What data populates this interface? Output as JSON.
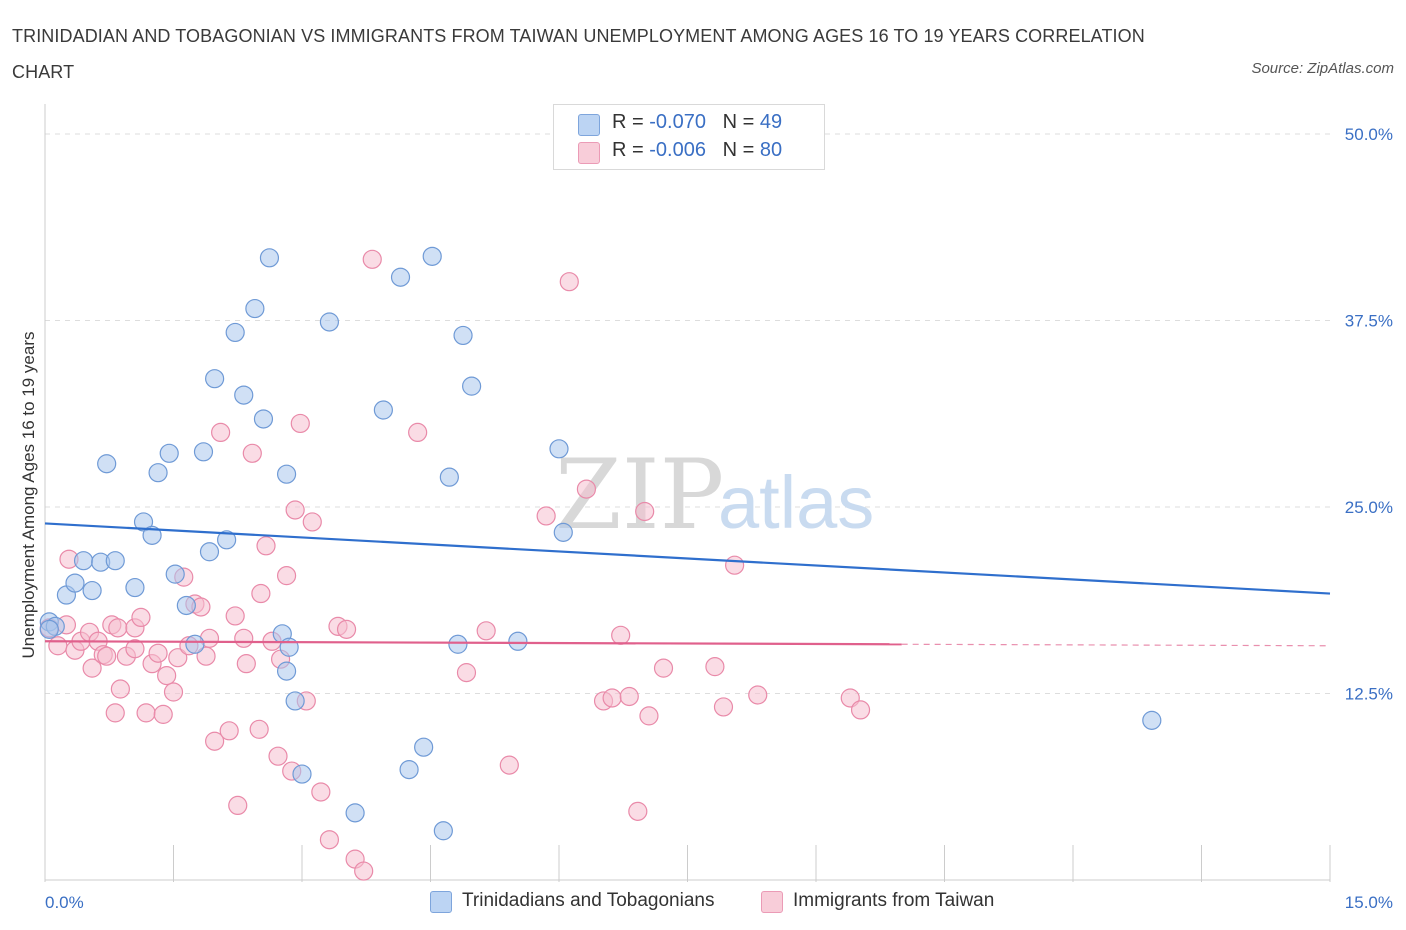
{
  "header": {
    "title": "TRINIDADIAN AND TOBAGONIAN VS IMMIGRANTS FROM TAIWAN UNEMPLOYMENT AMONG AGES 16 TO 19 YEARS CORRELATION CHART",
    "source": "Source: ZipAtlas.com"
  },
  "legend": {
    "row1": {
      "r_label": "R = ",
      "r_value": "-0.070",
      "n_label": "N = ",
      "n_value": "49"
    },
    "row2": {
      "r_label": "R = ",
      "r_value": "-0.006",
      "n_label": "N = ",
      "n_value": "80"
    }
  },
  "watermark": {
    "zip": "ZIP",
    "atlas": "atlas"
  },
  "colors": {
    "blue_fill": "#a9c6ec",
    "blue_stroke": "#6f9ad6",
    "blue_line": "#2f6fcd",
    "pink_fill": "#f6bfd0",
    "pink_stroke": "#e98aa9",
    "pink_line": "#e0608c",
    "grid": "#dddddd",
    "axis_text": "#3a6fc4"
  },
  "chart_data": {
    "type": "scatter",
    "title": "TRINIDADIAN AND TOBAGONIAN VS IMMIGRANTS FROM TAIWAN UNEMPLOYMENT AMONG AGES 16 TO 19 YEARS CORRELATION CHART",
    "xlabel": "",
    "ylabel": "Unemployment Among Ages 16 to 19 years",
    "xlim": [
      0,
      15
    ],
    "ylim": [
      0,
      50
    ],
    "x_tick_labels": [
      "0.0%",
      "15.0%"
    ],
    "y_ticks": [
      12.5,
      25,
      37.5,
      50
    ],
    "y_tick_labels": [
      "12.5%",
      "25.0%",
      "37.5%",
      "50.0%"
    ],
    "grid": true,
    "legend_position": "top-center",
    "series": [
      {
        "name": "Trinidadians and Tobagonians",
        "color": "#a9c6ec",
        "R": -0.07,
        "N": 49,
        "trend": {
          "x": [
            0,
            15
          ],
          "y": [
            23.9,
            19.2
          ],
          "dashed_from": null
        },
        "points": [
          [
            0.05,
            17.3
          ],
          [
            0.12,
            17.0
          ],
          [
            0.25,
            19.1
          ],
          [
            0.35,
            19.9
          ],
          [
            0.45,
            21.4
          ],
          [
            0.55,
            19.4
          ],
          [
            0.65,
            21.3
          ],
          [
            0.72,
            27.9
          ],
          [
            0.82,
            21.4
          ],
          [
            1.05,
            19.6
          ],
          [
            1.15,
            24.0
          ],
          [
            1.25,
            23.1
          ],
          [
            1.32,
            27.3
          ],
          [
            1.45,
            28.6
          ],
          [
            1.52,
            20.5
          ],
          [
            1.65,
            18.4
          ],
          [
            1.75,
            15.8
          ],
          [
            1.85,
            28.7
          ],
          [
            1.92,
            22.0
          ],
          [
            1.98,
            33.6
          ],
          [
            2.12,
            22.8
          ],
          [
            2.22,
            36.7
          ],
          [
            2.32,
            32.5
          ],
          [
            2.45,
            38.3
          ],
          [
            2.55,
            30.9
          ],
          [
            2.62,
            41.7
          ],
          [
            2.77,
            16.5
          ],
          [
            2.85,
            15.6
          ],
          [
            2.92,
            12.0
          ],
          [
            3.0,
            7.1
          ],
          [
            2.82,
            27.2
          ],
          [
            2.82,
            14.0
          ],
          [
            3.32,
            37.4
          ],
          [
            3.62,
            4.5
          ],
          [
            3.95,
            31.5
          ],
          [
            4.15,
            40.4
          ],
          [
            4.25,
            7.4
          ],
          [
            4.42,
            8.9
          ],
          [
            4.52,
            41.8
          ],
          [
            4.65,
            3.3
          ],
          [
            4.72,
            27.0
          ],
          [
            4.82,
            15.8
          ],
          [
            4.88,
            36.5
          ],
          [
            4.98,
            33.1
          ],
          [
            5.52,
            16.0
          ],
          [
            6.0,
            28.9
          ],
          [
            6.05,
            23.3
          ],
          [
            12.92,
            10.7
          ],
          [
            0.05,
            16.8
          ]
        ]
      },
      {
        "name": "Immigrants from Taiwan",
        "color": "#f6bfd0",
        "R": -0.006,
        "N": 80,
        "trend": {
          "x": [
            0,
            15
          ],
          "y": [
            16.0,
            15.7
          ],
          "solid_until": 10.0
        },
        "points": [
          [
            0.05,
            16.9
          ],
          [
            0.15,
            15.7
          ],
          [
            0.25,
            17.1
          ],
          [
            0.28,
            21.5
          ],
          [
            0.35,
            15.4
          ],
          [
            0.42,
            16.0
          ],
          [
            0.52,
            16.6
          ],
          [
            0.55,
            14.2
          ],
          [
            0.62,
            16.0
          ],
          [
            0.68,
            15.1
          ],
          [
            0.72,
            15.0
          ],
          [
            0.78,
            17.1
          ],
          [
            0.82,
            11.2
          ],
          [
            0.85,
            16.9
          ],
          [
            0.88,
            12.8
          ],
          [
            0.95,
            15.0
          ],
          [
            1.05,
            16.9
          ],
          [
            1.12,
            17.6
          ],
          [
            1.18,
            11.2
          ],
          [
            1.25,
            14.5
          ],
          [
            1.32,
            15.2
          ],
          [
            1.38,
            11.1
          ],
          [
            1.42,
            13.7
          ],
          [
            1.5,
            12.6
          ],
          [
            1.55,
            14.9
          ],
          [
            1.62,
            20.3
          ],
          [
            1.68,
            15.7
          ],
          [
            1.75,
            18.5
          ],
          [
            1.82,
            18.3
          ],
          [
            1.88,
            15.0
          ],
          [
            1.92,
            16.2
          ],
          [
            1.98,
            9.3
          ],
          [
            2.05,
            30.0
          ],
          [
            2.15,
            10.0
          ],
          [
            2.22,
            17.7
          ],
          [
            2.25,
            5.0
          ],
          [
            2.32,
            16.2
          ],
          [
            2.35,
            14.5
          ],
          [
            2.42,
            28.6
          ],
          [
            2.5,
            10.1
          ],
          [
            2.52,
            19.2
          ],
          [
            2.58,
            22.4
          ],
          [
            2.65,
            16.0
          ],
          [
            2.72,
            8.3
          ],
          [
            2.75,
            14.8
          ],
          [
            2.82,
            20.4
          ],
          [
            2.88,
            7.3
          ],
          [
            2.92,
            24.8
          ],
          [
            2.98,
            30.6
          ],
          [
            3.05,
            12.0
          ],
          [
            3.12,
            24.0
          ],
          [
            3.22,
            5.9
          ],
          [
            3.32,
            2.7
          ],
          [
            3.42,
            17.0
          ],
          [
            3.52,
            16.8
          ],
          [
            3.62,
            1.4
          ],
          [
            3.72,
            0.6
          ],
          [
            3.82,
            41.6
          ],
          [
            4.35,
            30.0
          ],
          [
            4.92,
            13.9
          ],
          [
            5.15,
            16.7
          ],
          [
            5.42,
            7.7
          ],
          [
            5.85,
            24.4
          ],
          [
            6.12,
            40.1
          ],
          [
            6.32,
            26.2
          ],
          [
            6.52,
            12.0
          ],
          [
            6.62,
            12.2
          ],
          [
            6.72,
            16.4
          ],
          [
            6.82,
            12.3
          ],
          [
            6.92,
            4.6
          ],
          [
            7.0,
            24.7
          ],
          [
            7.05,
            11.0
          ],
          [
            7.22,
            14.2
          ],
          [
            7.82,
            14.3
          ],
          [
            7.92,
            11.6
          ],
          [
            8.05,
            21.1
          ],
          [
            8.32,
            12.4
          ],
          [
            9.4,
            12.2
          ],
          [
            9.52,
            11.4
          ],
          [
            1.05,
            15.5
          ]
        ]
      }
    ]
  },
  "bottom_legend": {
    "item1": "Trinidadians and Tobagonians",
    "item2": "Immigrants from Taiwan"
  }
}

Instruction - Copy out the entries verbatim and leave the images out.

Task response -
What data populates this interface? Output as JSON.
{
  "header": {
    "title": "TRINIDADIAN AND TOBAGONIAN VS IMMIGRANTS FROM TAIWAN UNEMPLOYMENT AMONG AGES 16 TO 19 YEARS CORRELATION CHART",
    "source": "Source: ZipAtlas.com"
  },
  "legend": {
    "row1": {
      "r_label": "R = ",
      "r_value": "-0.070",
      "n_label": "N = ",
      "n_value": "49"
    },
    "row2": {
      "r_label": "R = ",
      "r_value": "-0.006",
      "n_label": "N = ",
      "n_value": "80"
    }
  },
  "watermark": {
    "zip": "ZIP",
    "atlas": "atlas"
  },
  "colors": {
    "blue_fill": "#a9c6ec",
    "blue_stroke": "#6f9ad6",
    "blue_line": "#2f6fcd",
    "pink_fill": "#f6bfd0",
    "pink_stroke": "#e98aa9",
    "pink_line": "#e0608c",
    "grid": "#dddddd",
    "axis_text": "#3a6fc4"
  },
  "chart_data": {
    "type": "scatter",
    "title": "TRINIDADIAN AND TOBAGONIAN VS IMMIGRANTS FROM TAIWAN UNEMPLOYMENT AMONG AGES 16 TO 19 YEARS CORRELATION CHART",
    "xlabel": "",
    "ylabel": "Unemployment Among Ages 16 to 19 years",
    "xlim": [
      0,
      15
    ],
    "ylim": [
      0,
      50
    ],
    "x_tick_labels": [
      "0.0%",
      "15.0%"
    ],
    "y_ticks": [
      12.5,
      25,
      37.5,
      50
    ],
    "y_tick_labels": [
      "12.5%",
      "25.0%",
      "37.5%",
      "50.0%"
    ],
    "grid": true,
    "legend_position": "top-center",
    "series": [
      {
        "name": "Trinidadians and Tobagonians",
        "color": "#a9c6ec",
        "R": -0.07,
        "N": 49,
        "trend": {
          "x": [
            0,
            15
          ],
          "y": [
            23.9,
            19.2
          ],
          "dashed_from": null
        },
        "points": [
          [
            0.05,
            17.3
          ],
          [
            0.12,
            17.0
          ],
          [
            0.25,
            19.1
          ],
          [
            0.35,
            19.9
          ],
          [
            0.45,
            21.4
          ],
          [
            0.55,
            19.4
          ],
          [
            0.65,
            21.3
          ],
          [
            0.72,
            27.9
          ],
          [
            0.82,
            21.4
          ],
          [
            1.05,
            19.6
          ],
          [
            1.15,
            24.0
          ],
          [
            1.25,
            23.1
          ],
          [
            1.32,
            27.3
          ],
          [
            1.45,
            28.6
          ],
          [
            1.52,
            20.5
          ],
          [
            1.65,
            18.4
          ],
          [
            1.75,
            15.8
          ],
          [
            1.85,
            28.7
          ],
          [
            1.92,
            22.0
          ],
          [
            1.98,
            33.6
          ],
          [
            2.12,
            22.8
          ],
          [
            2.22,
            36.7
          ],
          [
            2.32,
            32.5
          ],
          [
            2.45,
            38.3
          ],
          [
            2.55,
            30.9
          ],
          [
            2.62,
            41.7
          ],
          [
            2.77,
            16.5
          ],
          [
            2.85,
            15.6
          ],
          [
            2.92,
            12.0
          ],
          [
            3.0,
            7.1
          ],
          [
            2.82,
            27.2
          ],
          [
            2.82,
            14.0
          ],
          [
            3.32,
            37.4
          ],
          [
            3.62,
            4.5
          ],
          [
            3.95,
            31.5
          ],
          [
            4.15,
            40.4
          ],
          [
            4.25,
            7.4
          ],
          [
            4.42,
            8.9
          ],
          [
            4.52,
            41.8
          ],
          [
            4.65,
            3.3
          ],
          [
            4.72,
            27.0
          ],
          [
            4.82,
            15.8
          ],
          [
            4.88,
            36.5
          ],
          [
            4.98,
            33.1
          ],
          [
            5.52,
            16.0
          ],
          [
            6.0,
            28.9
          ],
          [
            6.05,
            23.3
          ],
          [
            12.92,
            10.7
          ],
          [
            0.05,
            16.8
          ]
        ]
      },
      {
        "name": "Immigrants from Taiwan",
        "color": "#f6bfd0",
        "R": -0.006,
        "N": 80,
        "trend": {
          "x": [
            0,
            15
          ],
          "y": [
            16.0,
            15.7
          ],
          "solid_until": 10.0
        },
        "points": [
          [
            0.05,
            16.9
          ],
          [
            0.15,
            15.7
          ],
          [
            0.25,
            17.1
          ],
          [
            0.28,
            21.5
          ],
          [
            0.35,
            15.4
          ],
          [
            0.42,
            16.0
          ],
          [
            0.52,
            16.6
          ],
          [
            0.55,
            14.2
          ],
          [
            0.62,
            16.0
          ],
          [
            0.68,
            15.1
          ],
          [
            0.72,
            15.0
          ],
          [
            0.78,
            17.1
          ],
          [
            0.82,
            11.2
          ],
          [
            0.85,
            16.9
          ],
          [
            0.88,
            12.8
          ],
          [
            0.95,
            15.0
          ],
          [
            1.05,
            16.9
          ],
          [
            1.12,
            17.6
          ],
          [
            1.18,
            11.2
          ],
          [
            1.25,
            14.5
          ],
          [
            1.32,
            15.2
          ],
          [
            1.38,
            11.1
          ],
          [
            1.42,
            13.7
          ],
          [
            1.5,
            12.6
          ],
          [
            1.55,
            14.9
          ],
          [
            1.62,
            20.3
          ],
          [
            1.68,
            15.7
          ],
          [
            1.75,
            18.5
          ],
          [
            1.82,
            18.3
          ],
          [
            1.88,
            15.0
          ],
          [
            1.92,
            16.2
          ],
          [
            1.98,
            9.3
          ],
          [
            2.05,
            30.0
          ],
          [
            2.15,
            10.0
          ],
          [
            2.22,
            17.7
          ],
          [
            2.25,
            5.0
          ],
          [
            2.32,
            16.2
          ],
          [
            2.35,
            14.5
          ],
          [
            2.42,
            28.6
          ],
          [
            2.5,
            10.1
          ],
          [
            2.52,
            19.2
          ],
          [
            2.58,
            22.4
          ],
          [
            2.65,
            16.0
          ],
          [
            2.72,
            8.3
          ],
          [
            2.75,
            14.8
          ],
          [
            2.82,
            20.4
          ],
          [
            2.88,
            7.3
          ],
          [
            2.92,
            24.8
          ],
          [
            2.98,
            30.6
          ],
          [
            3.05,
            12.0
          ],
          [
            3.12,
            24.0
          ],
          [
            3.22,
            5.9
          ],
          [
            3.32,
            2.7
          ],
          [
            3.42,
            17.0
          ],
          [
            3.52,
            16.8
          ],
          [
            3.62,
            1.4
          ],
          [
            3.72,
            0.6
          ],
          [
            3.82,
            41.6
          ],
          [
            4.35,
            30.0
          ],
          [
            4.92,
            13.9
          ],
          [
            5.15,
            16.7
          ],
          [
            5.42,
            7.7
          ],
          [
            5.85,
            24.4
          ],
          [
            6.12,
            40.1
          ],
          [
            6.32,
            26.2
          ],
          [
            6.52,
            12.0
          ],
          [
            6.62,
            12.2
          ],
          [
            6.72,
            16.4
          ],
          [
            6.82,
            12.3
          ],
          [
            6.92,
            4.6
          ],
          [
            7.0,
            24.7
          ],
          [
            7.05,
            11.0
          ],
          [
            7.22,
            14.2
          ],
          [
            7.82,
            14.3
          ],
          [
            7.92,
            11.6
          ],
          [
            8.05,
            21.1
          ],
          [
            8.32,
            12.4
          ],
          [
            9.4,
            12.2
          ],
          [
            9.52,
            11.4
          ],
          [
            1.05,
            15.5
          ]
        ]
      }
    ]
  },
  "bottom_legend": {
    "item1": "Trinidadians and Tobagonians",
    "item2": "Immigrants from Taiwan"
  }
}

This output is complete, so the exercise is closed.